# [What to produce]
Look through the material and copy each line holding "data".

# [Material provided]
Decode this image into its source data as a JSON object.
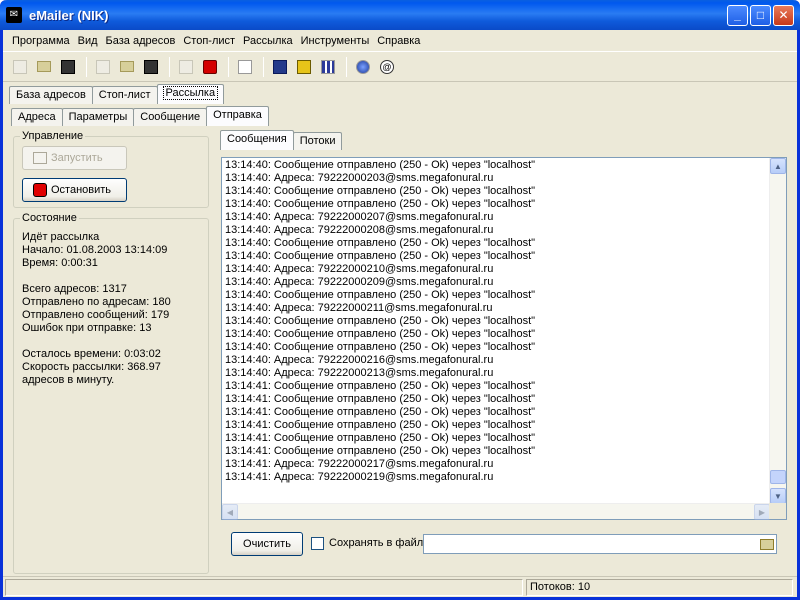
--
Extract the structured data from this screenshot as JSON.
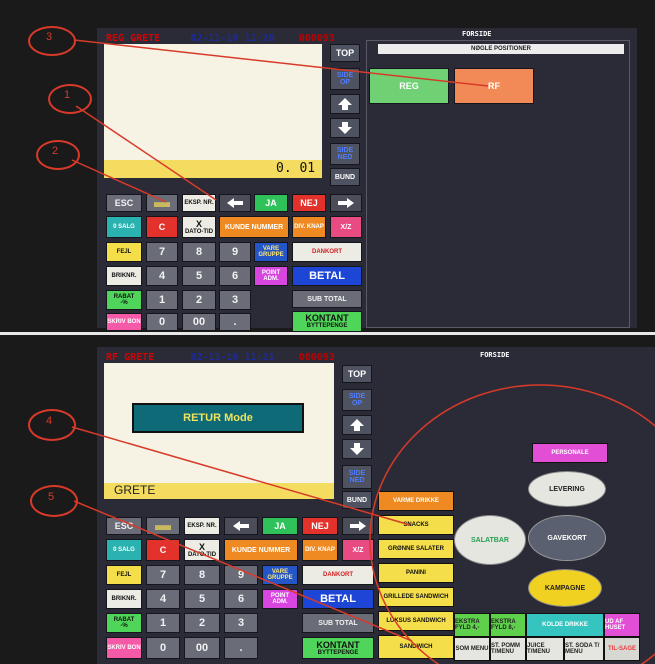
* * *
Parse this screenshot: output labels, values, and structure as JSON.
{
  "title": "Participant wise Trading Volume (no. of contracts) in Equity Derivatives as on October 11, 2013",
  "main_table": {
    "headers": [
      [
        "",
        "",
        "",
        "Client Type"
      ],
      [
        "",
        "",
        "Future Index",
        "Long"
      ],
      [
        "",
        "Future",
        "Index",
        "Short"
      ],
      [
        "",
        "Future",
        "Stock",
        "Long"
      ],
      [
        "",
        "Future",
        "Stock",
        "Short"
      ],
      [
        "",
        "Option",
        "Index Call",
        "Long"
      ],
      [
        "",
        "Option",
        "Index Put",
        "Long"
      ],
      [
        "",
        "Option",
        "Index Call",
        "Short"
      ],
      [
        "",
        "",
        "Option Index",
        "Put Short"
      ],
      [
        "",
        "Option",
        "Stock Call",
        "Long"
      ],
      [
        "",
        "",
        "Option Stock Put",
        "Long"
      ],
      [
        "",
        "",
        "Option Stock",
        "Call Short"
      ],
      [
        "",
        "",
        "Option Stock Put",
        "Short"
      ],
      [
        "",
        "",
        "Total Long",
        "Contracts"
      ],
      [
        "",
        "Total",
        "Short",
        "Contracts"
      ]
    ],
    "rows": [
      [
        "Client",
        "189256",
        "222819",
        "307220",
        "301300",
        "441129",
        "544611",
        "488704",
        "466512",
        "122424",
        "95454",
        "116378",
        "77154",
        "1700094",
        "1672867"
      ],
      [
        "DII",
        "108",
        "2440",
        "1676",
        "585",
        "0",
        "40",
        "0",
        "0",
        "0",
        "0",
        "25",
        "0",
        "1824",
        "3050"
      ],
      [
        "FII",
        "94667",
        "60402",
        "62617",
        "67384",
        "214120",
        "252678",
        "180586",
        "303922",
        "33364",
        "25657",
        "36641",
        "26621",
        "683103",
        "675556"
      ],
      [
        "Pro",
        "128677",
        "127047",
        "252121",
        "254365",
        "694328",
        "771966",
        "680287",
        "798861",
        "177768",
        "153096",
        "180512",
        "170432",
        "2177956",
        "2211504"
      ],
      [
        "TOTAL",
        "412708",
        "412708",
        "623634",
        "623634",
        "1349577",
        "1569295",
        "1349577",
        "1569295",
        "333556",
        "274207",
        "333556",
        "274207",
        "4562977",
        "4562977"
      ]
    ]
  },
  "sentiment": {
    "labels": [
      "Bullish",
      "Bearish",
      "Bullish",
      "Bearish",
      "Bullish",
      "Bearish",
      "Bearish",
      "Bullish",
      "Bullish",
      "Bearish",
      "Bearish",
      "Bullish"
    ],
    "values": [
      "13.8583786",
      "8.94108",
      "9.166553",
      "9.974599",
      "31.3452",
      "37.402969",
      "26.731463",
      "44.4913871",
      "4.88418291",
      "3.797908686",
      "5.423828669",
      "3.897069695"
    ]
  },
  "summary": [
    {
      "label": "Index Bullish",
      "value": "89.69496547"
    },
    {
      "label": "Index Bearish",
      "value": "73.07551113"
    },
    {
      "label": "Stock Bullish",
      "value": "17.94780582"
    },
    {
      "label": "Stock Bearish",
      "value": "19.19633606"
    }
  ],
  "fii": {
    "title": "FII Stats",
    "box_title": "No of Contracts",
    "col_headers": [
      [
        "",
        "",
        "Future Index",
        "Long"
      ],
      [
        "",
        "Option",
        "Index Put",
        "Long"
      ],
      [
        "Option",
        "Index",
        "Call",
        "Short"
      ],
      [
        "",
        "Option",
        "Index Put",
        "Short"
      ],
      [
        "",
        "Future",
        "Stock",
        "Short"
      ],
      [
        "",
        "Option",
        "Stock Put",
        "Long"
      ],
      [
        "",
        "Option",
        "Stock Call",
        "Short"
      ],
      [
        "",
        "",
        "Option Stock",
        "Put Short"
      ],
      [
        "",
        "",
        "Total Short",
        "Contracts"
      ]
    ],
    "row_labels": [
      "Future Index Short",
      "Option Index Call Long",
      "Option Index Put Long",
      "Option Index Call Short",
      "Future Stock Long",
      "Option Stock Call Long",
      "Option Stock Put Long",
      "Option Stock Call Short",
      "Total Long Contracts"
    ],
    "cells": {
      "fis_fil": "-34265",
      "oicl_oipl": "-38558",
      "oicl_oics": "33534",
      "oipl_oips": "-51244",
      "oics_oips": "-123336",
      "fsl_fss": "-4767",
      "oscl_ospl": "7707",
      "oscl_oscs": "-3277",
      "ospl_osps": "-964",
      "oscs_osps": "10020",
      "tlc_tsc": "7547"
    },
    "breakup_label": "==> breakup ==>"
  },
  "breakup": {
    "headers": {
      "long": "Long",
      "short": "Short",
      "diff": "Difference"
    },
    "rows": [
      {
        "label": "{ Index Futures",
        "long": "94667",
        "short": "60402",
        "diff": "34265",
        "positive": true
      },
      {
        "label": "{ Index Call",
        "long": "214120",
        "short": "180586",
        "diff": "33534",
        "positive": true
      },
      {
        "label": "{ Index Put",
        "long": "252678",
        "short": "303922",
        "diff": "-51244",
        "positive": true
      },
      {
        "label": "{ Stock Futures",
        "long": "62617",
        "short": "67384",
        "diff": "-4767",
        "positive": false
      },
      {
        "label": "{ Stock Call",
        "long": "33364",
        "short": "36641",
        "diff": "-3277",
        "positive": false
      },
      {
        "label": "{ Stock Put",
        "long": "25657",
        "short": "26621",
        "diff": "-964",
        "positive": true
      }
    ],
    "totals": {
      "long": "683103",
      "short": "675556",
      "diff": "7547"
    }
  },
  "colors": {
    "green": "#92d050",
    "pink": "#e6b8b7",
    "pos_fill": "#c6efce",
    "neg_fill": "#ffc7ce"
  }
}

# [Reply]
Decode this image into its source data as a JSON object.
Extract the structured data from this screenshot as JSON.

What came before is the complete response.